Task to carry out — Output the data below in full, byte for byte. Nothing may differ.

■ ■ ■ ■ ■

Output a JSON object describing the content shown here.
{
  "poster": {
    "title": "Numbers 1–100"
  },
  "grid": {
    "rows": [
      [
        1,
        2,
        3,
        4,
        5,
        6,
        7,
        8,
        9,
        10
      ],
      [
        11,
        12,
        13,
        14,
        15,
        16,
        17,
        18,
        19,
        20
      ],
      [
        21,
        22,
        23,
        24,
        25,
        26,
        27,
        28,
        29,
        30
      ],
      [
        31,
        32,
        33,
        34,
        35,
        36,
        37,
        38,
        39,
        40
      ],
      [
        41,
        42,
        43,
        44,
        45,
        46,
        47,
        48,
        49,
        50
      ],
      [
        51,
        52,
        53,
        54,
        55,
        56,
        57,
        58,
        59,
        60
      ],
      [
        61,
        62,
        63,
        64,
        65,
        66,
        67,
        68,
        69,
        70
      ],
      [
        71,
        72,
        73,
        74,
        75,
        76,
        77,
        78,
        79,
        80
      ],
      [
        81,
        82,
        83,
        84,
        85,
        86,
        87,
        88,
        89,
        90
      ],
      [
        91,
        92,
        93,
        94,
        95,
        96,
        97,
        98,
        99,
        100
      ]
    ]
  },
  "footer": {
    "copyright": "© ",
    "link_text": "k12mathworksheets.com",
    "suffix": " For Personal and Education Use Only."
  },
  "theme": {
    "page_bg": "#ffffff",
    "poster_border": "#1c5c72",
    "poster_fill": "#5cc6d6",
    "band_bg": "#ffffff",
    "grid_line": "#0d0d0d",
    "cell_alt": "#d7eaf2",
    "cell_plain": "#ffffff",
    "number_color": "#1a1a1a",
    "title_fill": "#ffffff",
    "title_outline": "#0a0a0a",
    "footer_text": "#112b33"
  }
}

■ ■ ■ ■ ■

Reply to the task —
Output a JSON object describing the content shown here.
{
  "poster": {
    "title": "Numbers 1–100"
  },
  "grid": {
    "rows": [
      [
        1,
        2,
        3,
        4,
        5,
        6,
        7,
        8,
        9,
        10
      ],
      [
        11,
        12,
        13,
        14,
        15,
        16,
        17,
        18,
        19,
        20
      ],
      [
        21,
        22,
        23,
        24,
        25,
        26,
        27,
        28,
        29,
        30
      ],
      [
        31,
        32,
        33,
        34,
        35,
        36,
        37,
        38,
        39,
        40
      ],
      [
        41,
        42,
        43,
        44,
        45,
        46,
        47,
        48,
        49,
        50
      ],
      [
        51,
        52,
        53,
        54,
        55,
        56,
        57,
        58,
        59,
        60
      ],
      [
        61,
        62,
        63,
        64,
        65,
        66,
        67,
        68,
        69,
        70
      ],
      [
        71,
        72,
        73,
        74,
        75,
        76,
        77,
        78,
        79,
        80
      ],
      [
        81,
        82,
        83,
        84,
        85,
        86,
        87,
        88,
        89,
        90
      ],
      [
        91,
        92,
        93,
        94,
        95,
        96,
        97,
        98,
        99,
        100
      ]
    ]
  },
  "footer": {
    "copyright": "© ",
    "link_text": "k12mathworksheets.com",
    "suffix": " For Personal and Education Use Only."
  },
  "theme": {
    "page_bg": "#ffffff",
    "poster_border": "#1c5c72",
    "poster_fill": "#5cc6d6",
    "band_bg": "#ffffff",
    "grid_line": "#0d0d0d",
    "cell_alt": "#d7eaf2",
    "cell_plain": "#ffffff",
    "number_color": "#1a1a1a",
    "title_fill": "#ffffff",
    "title_outline": "#0a0a0a",
    "footer_text": "#112b33"
  }
}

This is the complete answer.